▸ Problem requirements
The records below are to be quoted in full; please keep every word exact.

(Extracted data entries)
_ _ _ _

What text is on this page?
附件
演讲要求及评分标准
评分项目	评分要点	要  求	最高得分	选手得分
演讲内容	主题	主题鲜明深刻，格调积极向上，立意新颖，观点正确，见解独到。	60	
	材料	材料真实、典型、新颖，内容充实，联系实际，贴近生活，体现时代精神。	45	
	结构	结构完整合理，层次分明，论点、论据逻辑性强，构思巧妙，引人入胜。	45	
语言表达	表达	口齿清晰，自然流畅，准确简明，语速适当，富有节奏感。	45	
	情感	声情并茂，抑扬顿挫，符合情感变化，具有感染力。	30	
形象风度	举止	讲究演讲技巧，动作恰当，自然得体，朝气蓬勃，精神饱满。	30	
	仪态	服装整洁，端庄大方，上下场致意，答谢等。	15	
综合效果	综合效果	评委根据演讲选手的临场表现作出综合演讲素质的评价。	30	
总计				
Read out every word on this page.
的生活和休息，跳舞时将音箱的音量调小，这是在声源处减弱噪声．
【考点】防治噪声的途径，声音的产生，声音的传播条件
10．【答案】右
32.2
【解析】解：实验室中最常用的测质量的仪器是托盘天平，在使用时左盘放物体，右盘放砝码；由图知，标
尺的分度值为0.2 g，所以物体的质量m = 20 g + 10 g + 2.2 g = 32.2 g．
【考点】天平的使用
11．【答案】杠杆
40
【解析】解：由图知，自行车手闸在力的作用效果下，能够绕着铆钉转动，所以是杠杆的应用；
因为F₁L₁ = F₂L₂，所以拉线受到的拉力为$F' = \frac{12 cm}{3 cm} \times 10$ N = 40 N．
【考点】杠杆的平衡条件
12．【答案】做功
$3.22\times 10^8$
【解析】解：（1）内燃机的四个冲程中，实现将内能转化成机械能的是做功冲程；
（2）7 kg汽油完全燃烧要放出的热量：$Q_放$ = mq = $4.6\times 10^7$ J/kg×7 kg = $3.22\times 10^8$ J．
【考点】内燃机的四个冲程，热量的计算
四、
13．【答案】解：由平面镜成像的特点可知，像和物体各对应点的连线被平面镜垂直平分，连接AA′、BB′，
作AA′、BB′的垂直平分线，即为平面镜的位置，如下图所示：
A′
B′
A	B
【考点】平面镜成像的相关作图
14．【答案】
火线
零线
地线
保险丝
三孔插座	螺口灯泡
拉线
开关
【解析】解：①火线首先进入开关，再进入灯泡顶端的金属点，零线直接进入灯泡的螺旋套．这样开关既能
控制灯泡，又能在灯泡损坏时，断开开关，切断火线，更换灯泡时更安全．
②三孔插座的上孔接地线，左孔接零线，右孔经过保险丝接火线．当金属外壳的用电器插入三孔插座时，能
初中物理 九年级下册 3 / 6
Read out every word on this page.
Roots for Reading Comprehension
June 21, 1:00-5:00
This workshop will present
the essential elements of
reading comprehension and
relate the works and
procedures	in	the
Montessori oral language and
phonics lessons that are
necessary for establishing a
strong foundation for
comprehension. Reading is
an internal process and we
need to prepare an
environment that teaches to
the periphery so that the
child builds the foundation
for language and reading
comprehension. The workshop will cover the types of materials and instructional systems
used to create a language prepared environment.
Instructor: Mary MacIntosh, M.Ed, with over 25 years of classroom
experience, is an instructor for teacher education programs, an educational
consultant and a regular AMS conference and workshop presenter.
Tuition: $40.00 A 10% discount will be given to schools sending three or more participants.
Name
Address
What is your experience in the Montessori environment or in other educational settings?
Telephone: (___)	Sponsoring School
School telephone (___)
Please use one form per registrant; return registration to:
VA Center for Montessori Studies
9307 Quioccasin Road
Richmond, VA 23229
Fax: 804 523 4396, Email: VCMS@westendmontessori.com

_ _ _ _

▸ Task result
What text is on this page?
附件
演讲要求及评分标准
评分项目	评分要点	要  求	最高得分	选手得分
演讲内容	主题	主题鲜明深刻，格调积极向上，立意新颖，观点正确，见解独到。	60	
	材料	材料真实、典型、新颖，内容充实，联系实际，贴近生活，体现时代精神。	45	
	结构	结构完整合理，层次分明，论点、论据逻辑性强，构思巧妙，引人入胜。	45	
语言表达	表达	口齿清晰，自然流畅，准确简明，语速适当，富有节奏感。	45	
	情感	声情并茂，抑扬顿挫，符合情感变化，具有感染力。	30	
形象风度	举止	讲究演讲技巧，动作恰当，自然得体，朝气蓬勃，精神饱满。	30	
	仪态	服装整洁，端庄大方，上下场致意，答谢等。	15	
综合效果	综合效果	评委根据演讲选手的临场表现作出综合演讲素质的评价。	30	
总计				
Read out every word on this page.
的生活和休息，跳舞时将音箱的音量调小，这是在声源处减弱噪声．
【考点】防治噪声的途径，声音的产生，声音的传播条件
10．【答案】右
32.2
【解析】解：实验室中最常用的测质量的仪器是托盘天平，在使用时左盘放物体，右盘放砝码；由图知，标
尺的分度值为0.2 g，所以物体的质量m = 20 g + 10 g + 2.2 g = 32.2 g．
【考点】天平的使用
11．【答案】杠杆
40
【解析】解：由图知，自行车手闸在力的作用效果下，能够绕着铆钉转动，所以是杠杆的应用；
因为F₁L₁ = F₂L₂，所以拉线受到的拉力为$F' = \frac{12 cm}{3 cm} \times 10$ N = 40 N．
【考点】杠杆的平衡条件
12．【答案】做功
$3.22\times 10^8$
【解析】解：（1）内燃机的四个冲程中，实现将内能转化成机械能的是做功冲程；
（2）7 kg汽油完全燃烧要放出的热量：$Q_放$ = mq = $4.6\times 10^7$ J/kg×7 kg = $3.22\times 10^8$ J．
【考点】内燃机的四个冲程，热量的计算
四、
13．【答案】解：由平面镜成像的特点可知，像和物体各对应点的连线被平面镜垂直平分，连接AA′、BB′，
作AA′、BB′的垂直平分线，即为平面镜的位置，如下图所示：
A′
B′
A	B
【考点】平面镜成像的相关作图
14．【答案】
火线
零线
地线
保险丝
三孔插座	螺口灯泡
拉线
开关
【解析】解：①火线首先进入开关，再进入灯泡顶端的金属点，零线直接进入灯泡的螺旋套．这样开关既能
控制灯泡，又能在灯泡损坏时，断开开关，切断火线，更换灯泡时更安全．
②三孔插座的上孔接地线，左孔接零线，右孔经过保险丝接火线．当金属外壳的用电器插入三孔插座时，能
初中物理 九年级下册 3 / 6
Read out every word on this page.
Roots for Reading Comprehension
June 21, 1:00-5:00
This workshop will present
the essential elements of
reading comprehension and
relate the works and
procedures	in	the
Montessori oral language and
phonics lessons that are
necessary for establishing a
strong foundation for
comprehension. Reading is
an internal process and we
need to prepare an
environment that teaches to
the periphery so that the
child builds the foundation
for language and reading
comprehension. The workshop will cover the types of materials and instructional systems
used to create a language prepared environment.
Instructor: Mary MacIntosh, M.Ed, with over 25 years of classroom
experience, is an instructor for teacher education programs, an educational
consultant and a regular AMS conference and workshop presenter.
Tuition: $40.00 A 10% discount will be given to schools sending three or more participants.
Name
Address
What is your experience in the Montessori environment or in other educational settings?
Telephone: (___)	Sponsoring School
School telephone (___)
Please use one form per registrant; return registration to:
VA Center for Montessori Studies
9307 Quioccasin Road
Richmond, VA 23229
Fax: 804 523 4396, Email: VCMS@westendmontessori.com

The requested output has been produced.